* _CHALLENGE_
Set down the records once more, please, exactly and with the pictures left out.

Collection entries
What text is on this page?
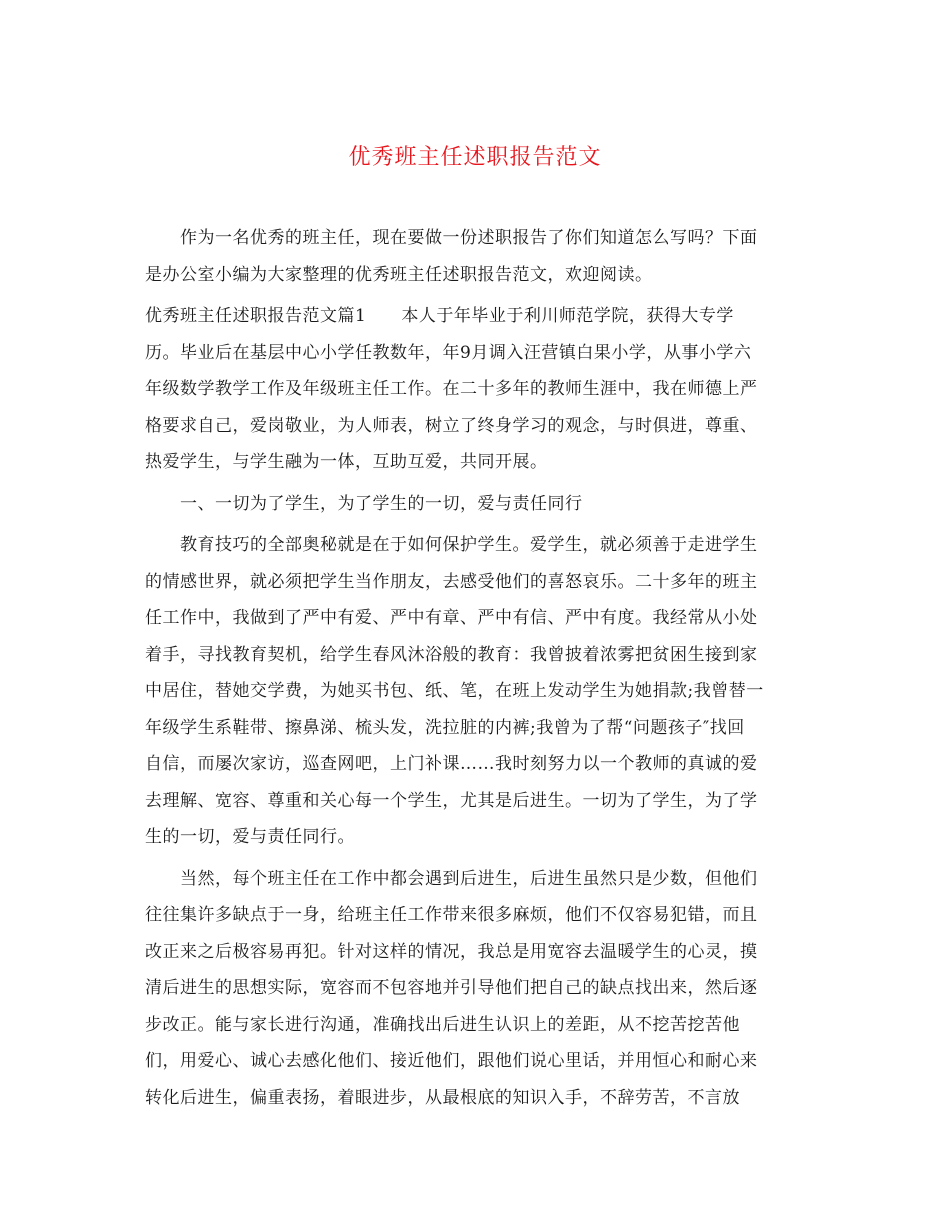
优秀班主任述职报告范文
作为一名优秀的班主任，现在要做一份述职报告了你们知道怎么写吗？下面
是办公室小编为大家整理的优秀班主任述职报告范文，欢迎阅读。
优秀班主任述职报告范文篇1　　本人于年毕业于利川师范学院，获得大专学
历。毕业后在基层中心小学任教数年，年9月调入汪营镇白果小学，从事小学六
年级数学教学工作及年级班主任工作。在二十多年的教师生涯中，我在师德上严
格要求自己，爱岗敬业，为人师表，树立了终身学习的观念，与时俱进，尊重、
热爱学生，与学生融为一体，互助互爱，共同开展。
一、一切为了学生，为了学生的一切，爱与责任同行
教育技巧的全部奥秘就是在于如何保护学生。爱学生，就必须善于走进学生
的情感世界，就必须把学生当作朋友，去感受他们的喜怒哀乐。二十多年的班主
任工作中，我做到了严中有爱、严中有章、严中有信、严中有度。我经常从小处
着手，寻找教育契机，给学生春风沐浴般的教育：我曾披着浓雾把贫困生接到家
中居住，替她交学费，为她买书包、纸、笔，在班上发动学生为她捐款;我曾替一
年级学生系鞋带、擦鼻涕、梳头发，洗拉脏的内裤;我曾为了帮“问题孩子″找回
自信，而屡次家访，巡查网吧，上门补课……我时刻努力以一个教师的真诚的爱
去理解、宽容、尊重和关心每一个学生，尤其是后进生。一切为了学生，为了学
生的一切，爱与责任同行。
当然，每个班主任在工作中都会遇到后进生，后进生虽然只是少数，但他们
往往集许多缺点于一身，给班主任工作带来很多麻烦，他们不仅容易犯错，而且
改正来之后极容易再犯。针对这样的情况，我总是用宽容去温暖学生的心灵，摸
清后进生的思想实际，宽容而不包容地并引导他们把自己的缺点找出来，然后逐
步改正。能与家长进行沟通，准确找出后进生认识上的差距，从不挖苦挖苦他
们，用爱心、诚心去感化他们、接近他们，跟他们说心里话，并用恒心和耐心来
转化后进生，偏重表扬，着眼进步，从最根底的知识入手，不辞劳苦，不言放
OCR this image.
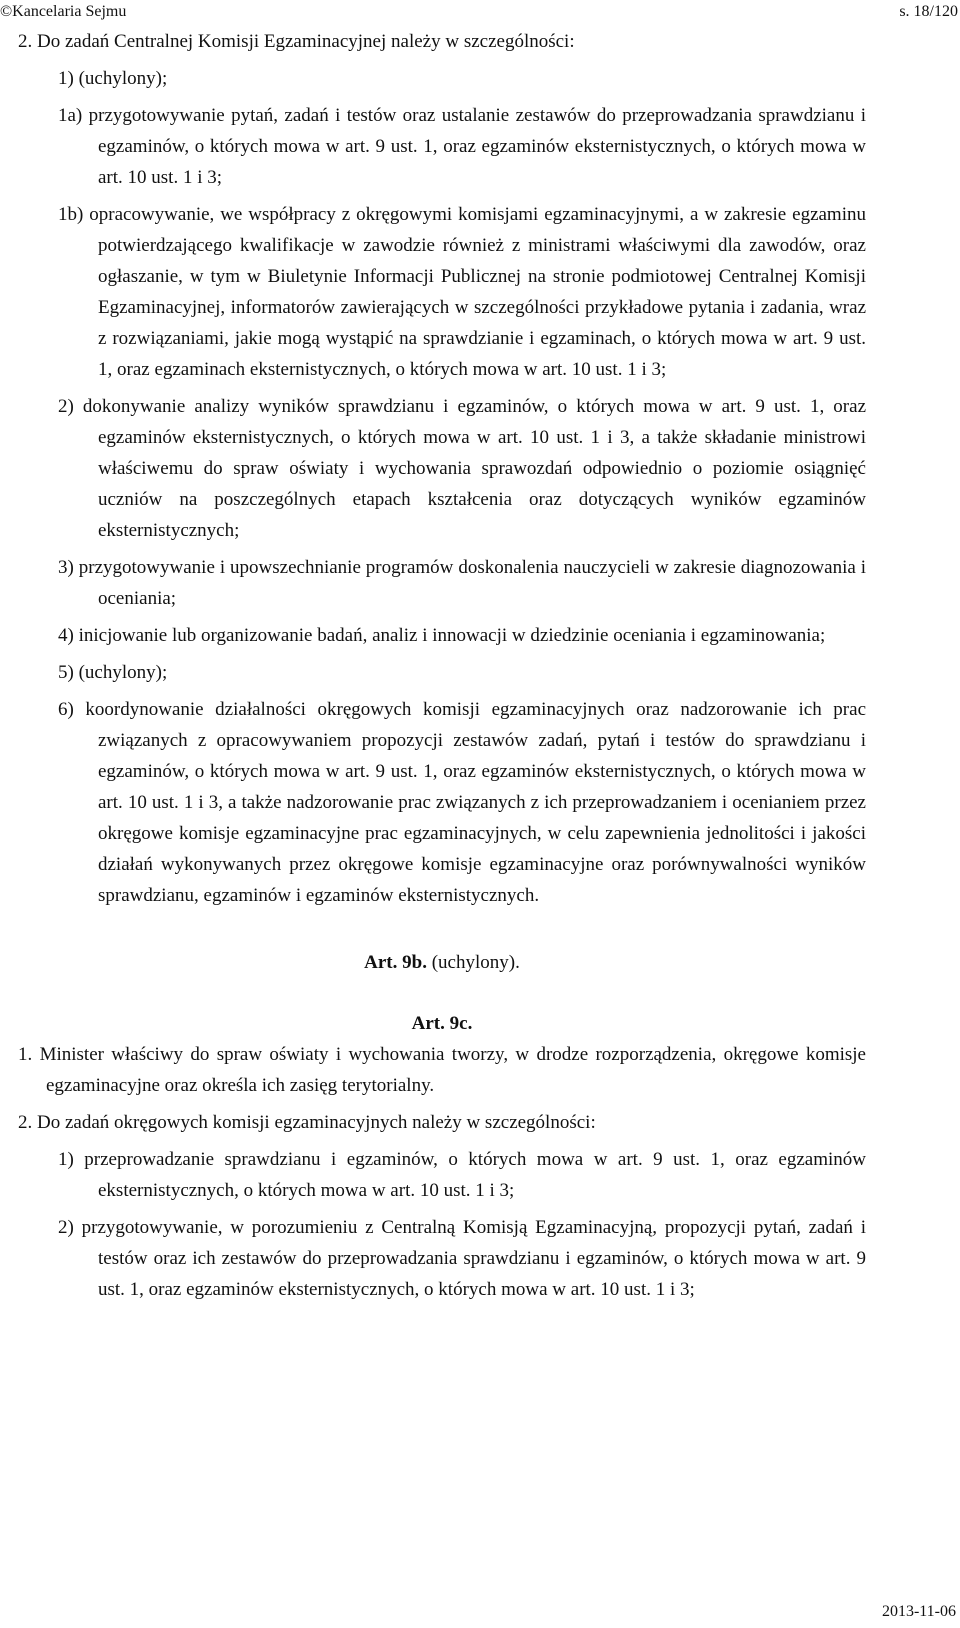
©Kancelaria Sejmu	s. 18/120

2. Do zadań Centralnej Komisji Egzaminacyjnej należy w szczególności:

1) (uchylony);

1a) przygotowywanie pytań, zadań i testów oraz ustalanie zestawów do przeprowadzania sprawdzianu i egzaminów, o których mowa w art. 9 ust. 1, oraz egzaminów eksternistycznych, o których mowa w art. 10 ust. 1 i 3;

1b) opracowywanie, we współpracy z okręgowymi komisjami egzaminacyjnymi, a w zakresie egzaminu potwierdzającego kwalifikacje w zawodzie również z ministrami właściwymi dla zawodów, oraz ogłaszanie, w tym w Biuletynie Informacji Publicznej na stronie podmiotowej Centralnej Komisji Egzaminacyjnej, informatorów zawierających w szczególności przykładowe pytania i zadania, wraz z rozwiązaniami, jakie mogą wystąpić na sprawdzianie i egzaminach, o których mowa w art. 9 ust. 1, oraz egzaminach eksternistycznych, o których mowa w art. 10 ust. 1 i 3;

2) dokonywanie analizy wyników sprawdzianu i egzaminów, o których mowa w art. 9 ust. 1, oraz egzaminów eksternistycznych, o których mowa w art. 10 ust. 1 i 3, a także składanie ministrowi właściwemu do spraw oświaty i wychowania sprawozdań odpowiednio o poziomie osiągnięć uczniów na poszczególnych etapach kształcenia oraz dotyczących wyników egzaminów eksternistycznych;

3) przygotowywanie i upowszechnianie programów doskonalenia nauczycieli w zakresie diagnozowania i oceniania;

4) inicjowanie lub organizowanie badań, analiz i innowacji w dziedzinie oceniania i egzaminowania;

5) (uchylony);

6) koordynowanie działalności okręgowych komisji egzaminacyjnych oraz nadzorowanie ich prac związanych z opracowywaniem propozycji zestawów zadań, pytań i testów do sprawdzianu i egzaminów, o których mowa w art. 9 ust. 1, oraz egzaminów eksternistycznych, o których mowa w art. 10 ust. 1 i 3, a także nadzorowanie prac związanych z ich przeprowadzaniem i ocenianiem przez okręgowe komisje egzaminacyjne prac egzaminacyjnych, w celu zapewnienia jednolitości i jakości działań wykonywanych przez okręgowe komisje egzaminacyjne oraz porównywalności wyników sprawdzianu, egzaminów i egzaminów eksternistycznych.

Art. 9b. (uchylony).

Art. 9c.

1. Minister właściwy do spraw oświaty i wychowania tworzy, w drodze rozporządzenia, okręgowe komisje egzaminacyjne oraz określa ich zasięg terytorialny.

2. Do zadań okręgowych komisji egzaminacyjnych należy w szczególności:

1) przeprowadzanie sprawdzianu i egzaminów, o których mowa w art. 9 ust. 1, oraz egzaminów eksternistycznych, o których mowa w art. 10 ust. 1 i 3;

2) przygotowywanie, w porozumieniu z Centralną Komisją Egzaminacyjną, propozycji pytań, zadań i testów oraz ich zestawów do przeprowadzania sprawdzianu i egzaminów, o których mowa w art. 9 ust. 1, oraz egzaminów eksternistycznych, o których mowa w art. 10 ust. 1 i 3;

2013-11-06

* _EXERCISE RESPONSE_
What text is on this page?
优秀班主任述职报告范文
作为一名优秀的班主任，现在要做一份述职报告了你们知道怎么写吗？下面
是办公室小编为大家整理的优秀班主任述职报告范文，欢迎阅读。
优秀班主任述职报告范文篇1　　本人于年毕业于利川师范学院，获得大专学
历。毕业后在基层中心小学任教数年，年9月调入汪营镇白果小学，从事小学六
年级数学教学工作及年级班主任工作。在二十多年的教师生涯中，我在师德上严
格要求自己，爱岗敬业，为人师表，树立了终身学习的观念，与时俱进，尊重、
热爱学生，与学生融为一体，互助互爱，共同开展。
一、一切为了学生，为了学生的一切，爱与责任同行
教育技巧的全部奥秘就是在于如何保护学生。爱学生，就必须善于走进学生
的情感世界，就必须把学生当作朋友，去感受他们的喜怒哀乐。二十多年的班主
任工作中，我做到了严中有爱、严中有章、严中有信、严中有度。我经常从小处
着手，寻找教育契机，给学生春风沐浴般的教育：我曾披着浓雾把贫困生接到家
中居住，替她交学费，为她买书包、纸、笔，在班上发动学生为她捐款;我曾替一
年级学生系鞋带、擦鼻涕、梳头发，洗拉脏的内裤;我曾为了帮“问题孩子″找回
自信，而屡次家访，巡查网吧，上门补课……我时刻努力以一个教师的真诚的爱
去理解、宽容、尊重和关心每一个学生，尤其是后进生。一切为了学生，为了学
生的一切，爱与责任同行。
当然，每个班主任在工作中都会遇到后进生，后进生虽然只是少数，但他们
往往集许多缺点于一身，给班主任工作带来很多麻烦，他们不仅容易犯错，而且
改正来之后极容易再犯。针对这样的情况，我总是用宽容去温暖学生的心灵，摸
清后进生的思想实际，宽容而不包容地并引导他们把自己的缺点找出来，然后逐
步改正。能与家长进行沟通，准确找出后进生认识上的差距，从不挖苦挖苦他
们，用爱心、诚心去感化他们、接近他们，跟他们说心里话，并用恒心和耐心来
转化后进生，偏重表扬，着眼进步，从最根底的知识入手，不辞劳苦，不言放
OCR this image.
©Kancelaria Sejmu	s. 18/120

2. Do zadań Centralnej Komisji Egzaminacyjnej należy w szczególności:

1) (uchylony);

1a) przygotowywanie pytań, zadań i testów oraz ustalanie zestawów do przeprowadzania sprawdzianu i egzaminów, o których mowa w art. 9 ust. 1, oraz egzaminów eksternistycznych, o których mowa w art. 10 ust. 1 i 3;

1b) opracowywanie, we współpracy z okręgowymi komisjami egzaminacyjnymi, a w zakresie egzaminu potwierdzającego kwalifikacje w zawodzie również z ministrami właściwymi dla zawodów, oraz ogłaszanie, w tym w Biuletynie Informacji Publicznej na stronie podmiotowej Centralnej Komisji Egzaminacyjnej, informatorów zawierających w szczególności przykładowe pytania i zadania, wraz z rozwiązaniami, jakie mogą wystąpić na sprawdzianie i egzaminach, o których mowa w art. 9 ust. 1, oraz egzaminach eksternistycznych, o których mowa w art. 10 ust. 1 i 3;

2) dokonywanie analizy wyników sprawdzianu i egzaminów, o których mowa w art. 9 ust. 1, oraz egzaminów eksternistycznych, o których mowa w art. 10 ust. 1 i 3, a także składanie ministrowi właściwemu do spraw oświaty i wychowania sprawozdań odpowiednio o poziomie osiągnięć uczniów na poszczególnych etapach kształcenia oraz dotyczących wyników egzaminów eksternistycznych;

3) przygotowywanie i upowszechnianie programów doskonalenia nauczycieli w zakresie diagnozowania i oceniania;

4) inicjowanie lub organizowanie badań, analiz i innowacji w dziedzinie oceniania i egzaminowania;

5) (uchylony);

6) koordynowanie działalności okręgowych komisji egzaminacyjnych oraz nadzorowanie ich prac związanych z opracowywaniem propozycji zestawów zadań, pytań i testów do sprawdzianu i egzaminów, o których mowa w art. 9 ust. 1, oraz egzaminów eksternistycznych, o których mowa w art. 10 ust. 1 i 3, a także nadzorowanie prac związanych z ich przeprowadzaniem i ocenianiem przez okręgowe komisje egzaminacyjne prac egzaminacyjnych, w celu zapewnienia jednolitości i jakości działań wykonywanych przez okręgowe komisje egzaminacyjne oraz porównywalności wyników sprawdzianu, egzaminów i egzaminów eksternistycznych.

Art. 9b. (uchylony).

Art. 9c.

1. Minister właściwy do spraw oświaty i wychowania tworzy, w drodze rozporządzenia, okręgowe komisje egzaminacyjne oraz określa ich zasięg terytorialny.

2. Do zadań okręgowych komisji egzaminacyjnych należy w szczególności:

1) przeprowadzanie sprawdzianu i egzaminów, o których mowa w art. 9 ust. 1, oraz egzaminów eksternistycznych, o których mowa w art. 10 ust. 1 i 3;

2) przygotowywanie, w porozumieniu z Centralną Komisją Egzaminacyjną, propozycji pytań, zadań i testów oraz ich zestawów do przeprowadzania sprawdzianu i egzaminów, o których mowa w art. 9 ust. 1, oraz egzaminów eksternistycznych, o których mowa w art. 10 ust. 1 i 3;

2013-11-06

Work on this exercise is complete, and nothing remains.